DESCRIPTION OF THE TASK ->
Copy every line that mentions the word "location".

───── ENTRIES PROVIDED

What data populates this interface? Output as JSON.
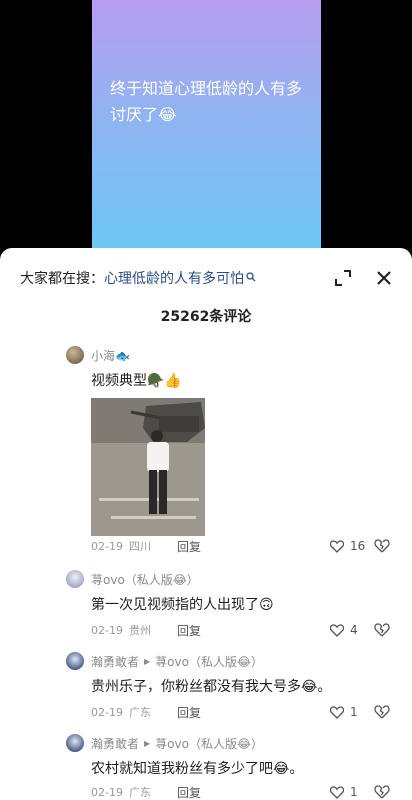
{
  "video": {
    "caption": "终于知道心理低龄的人有多讨厌了😂"
  },
  "sheet": {
    "search_prefix": "大家都在搜：",
    "search_term": "心理低龄的人有多可怕",
    "comment_count": "25262条评论"
  },
  "comments": [
    {
      "name": "小海🐟",
      "text": "视频典型🪖👍",
      "date": "02-19",
      "location": "四川",
      "reply": "回复",
      "likes": "16"
    },
    {
      "name": "荨ovo（私人版😂）",
      "text": "第一次见视频指的人出现了🙃",
      "date": "02-19",
      "location": "贵州",
      "reply": "回复",
      "likes": "4"
    },
    {
      "name": "瀚勇敢者",
      "reply_to": "荨ovo（私人版😂）",
      "text": "贵州乐子，你粉丝都没有我大号多😂。",
      "date": "02-19",
      "location": "广东",
      "reply": "回复",
      "likes": "1"
    },
    {
      "name": "瀚勇敢者",
      "reply_to": "荨ovo（私人版😂）",
      "text": "农村就知道我粉丝有多少了吧😂。",
      "date": "02-19",
      "location": "广东",
      "reply": "回复",
      "likes": "1"
    }
  ],
  "colors": {
    "search_term": "#2b4f8a",
    "meta_gray": "#9a9a9a"
  }
}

──────────

FINAL RESULT ->
      "location": "四川",
      "location": "贵州",
      "location": "广东",
      "location": "广东",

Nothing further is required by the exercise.